Locate and copy each line in the data that contains the word "propuesta".

━━ Extracted data

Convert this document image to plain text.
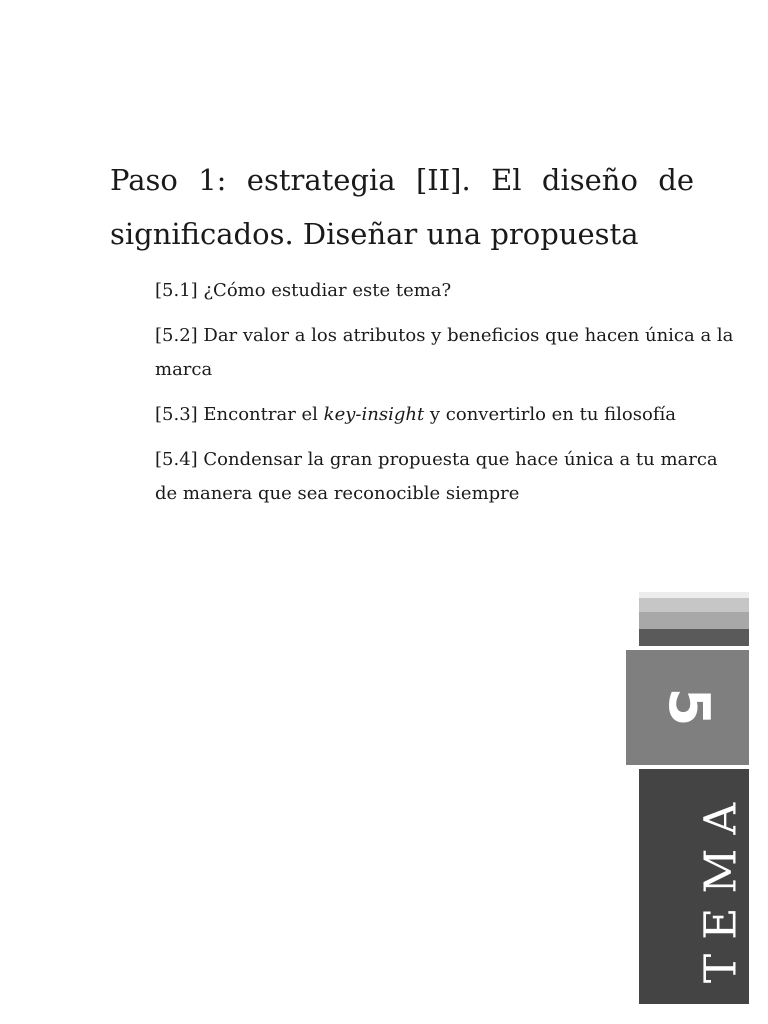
Paso 1: estrategia [II]. El diseño de significados. Diseñar una propuesta
[5.1] ¿Cómo estudiar este tema?
[5.2] Dar valor a los atributos y beneficios que hacen única a la marca
[5.3] Encontrar el key-insight y convertirlo en tu filosofía
[5.4] Condensar la gran propuesta que hace única a tu marca de manera que sea reconocible siempre
5
TEMA
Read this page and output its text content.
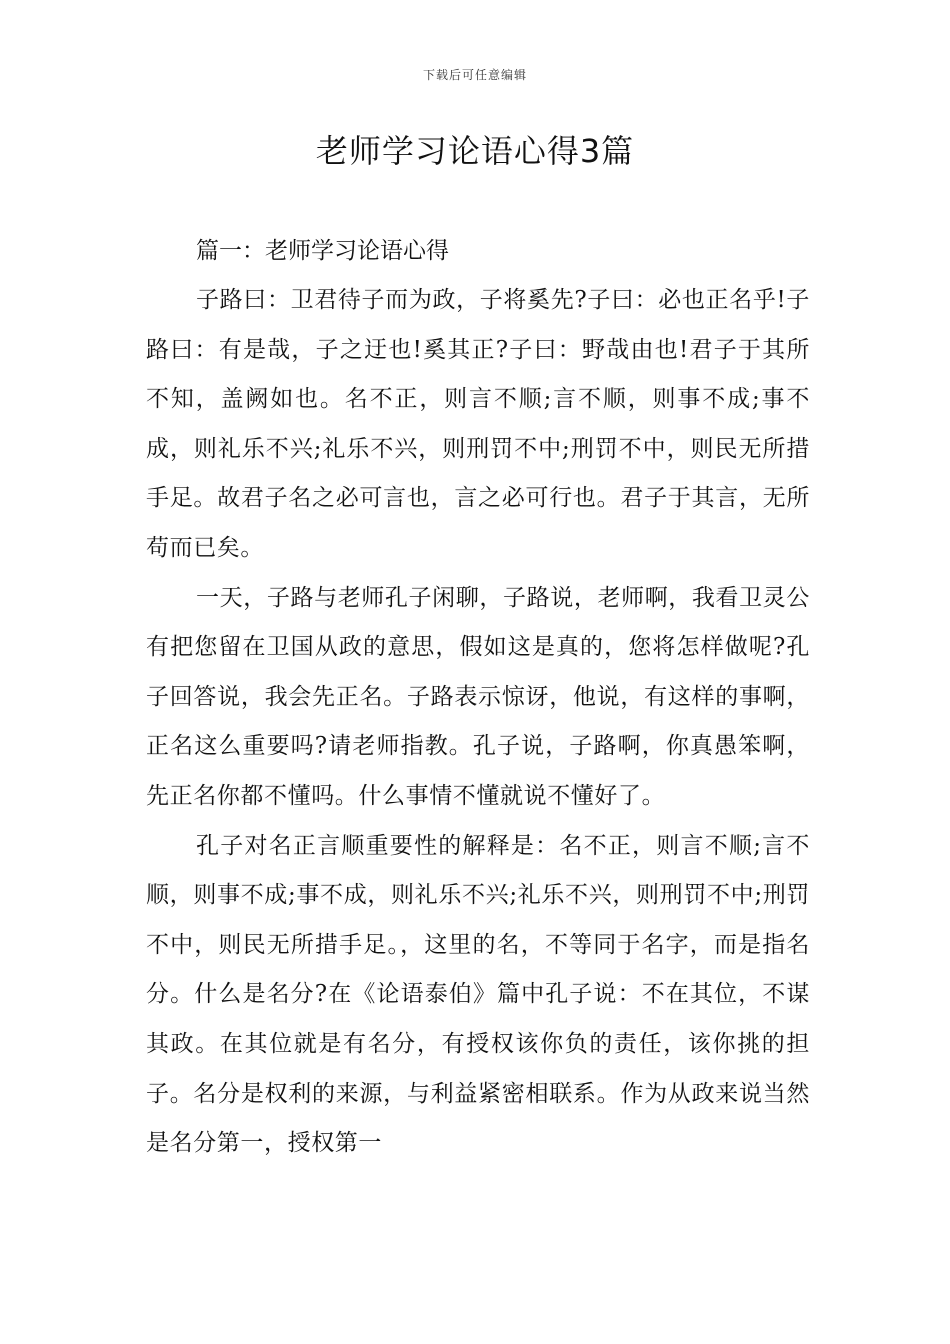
下载后可任意编辑
老师学习论语心得3篇

篇一：老师学习论语心得

子路曰：卫君待子而为政，子将奚先?子曰：必也正名乎!子路曰：有是哉，子之迂也!奚其正?子曰：野哉由也!君子于其所不知，盖阙如也。名不正，则言不顺;言不顺，则事不成;事不成，则礼乐不兴;礼乐不兴，则刑罚不中;刑罚不中，则民无所措手足。故君子名之必可言也，言之必可行也。君子于其言，无所苟而已矣。

一天，子路与老师孔子闲聊，子路说，老师啊，我看卫灵公有把您留在卫国从政的意思，假如这是真的，您将怎样做呢?孔子回答说，我会先正名。子路表示惊讶，他说，有这样的事啊，正名这么重要吗?请老师指教。孔子说，子路啊，你真愚笨啊，先正名你都不懂吗。什么事情不懂就说不懂好了。

孔子对名正言顺重要性的解释是：名不正，则言不顺;言不顺，则事不成;事不成，则礼乐不兴;礼乐不兴，则刑罚不中;刑罚不中，则民无所措手足。，这里的名，不等同于名字，而是指名分。什么是名分?在《论语泰伯》篇中孔子说：不在其位，不谋其政。在其位就是有名分，有授权该你负的责任，该你挑的担子。名分是权利的来源，与利益紧密相联系。作为从政来说当然是名分第一，授权第一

━━━━

**Answer to the exercise:**
Paso 1: estrategia [II]. El diseño de significados. Diseñar una propuesta
[5.4] Condensar la gran propuesta que hace única a tu marca de manera que sea reconocible siempre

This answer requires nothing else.